Top of Provided information

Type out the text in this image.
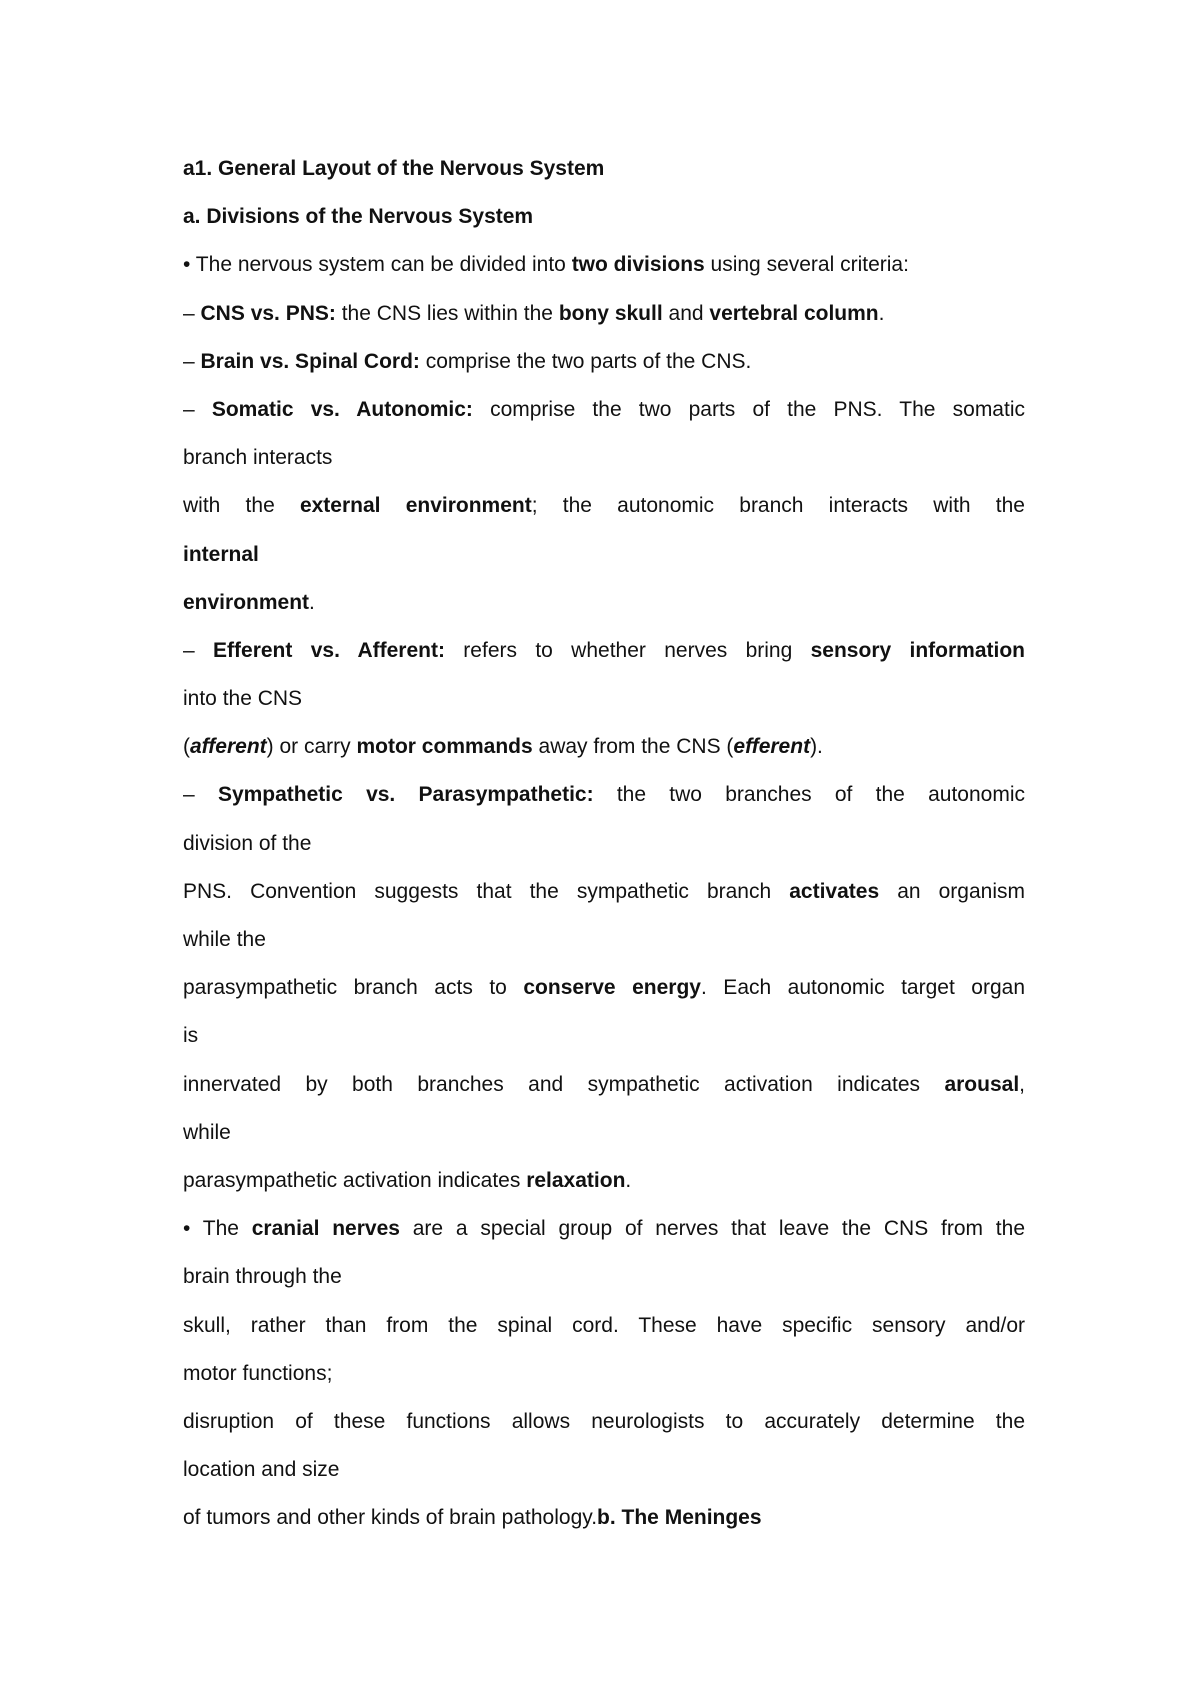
a1. General Layout of the Nervous System
a. Divisions of the Nervous System
• The nervous system can be divided into two divisions using several criteria:
– CNS vs. PNS: the CNS lies within the bony skull and vertebral column.
– Brain vs. Spinal Cord: comprise the two parts of the CNS.
– Somatic vs. Autonomic: comprise the two parts of the PNS. The somatic
branch interacts
with the external environment; the autonomic branch interacts with the
internal
environment.
– Efferent vs. Afferent: refers to whether nerves bring sensory information
into the CNS
(afferent) or carry motor commands away from the CNS (efferent).
– Sympathetic vs. Parasympathetic: the two branches of the autonomic
division of the
PNS. Convention suggests that the sympathetic branch activates an organism
while the
parasympathetic branch acts to conserve energy. Each autonomic target organ
is
innervated by both branches and sympathetic activation indicates arousal,
while
parasympathetic activation indicates relaxation.
• The cranial nerves are a special group of nerves that leave the CNS from the
brain through the
skull, rather than from the spinal cord. These have specific sensory and/or
motor functions;
disruption of these functions allows neurologists to accurately determine the
location and size
of tumors and other kinds of brain pathology.b. The Meninges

Bottom of Provided information

## Your objective
For every line of the records that has the word "nerves" in it, make a copy.

## Output
– Efferent vs. Afferent: refers to whether nerves bring sensory information
• The cranial nerves are a special group of nerves that leave the CNS from the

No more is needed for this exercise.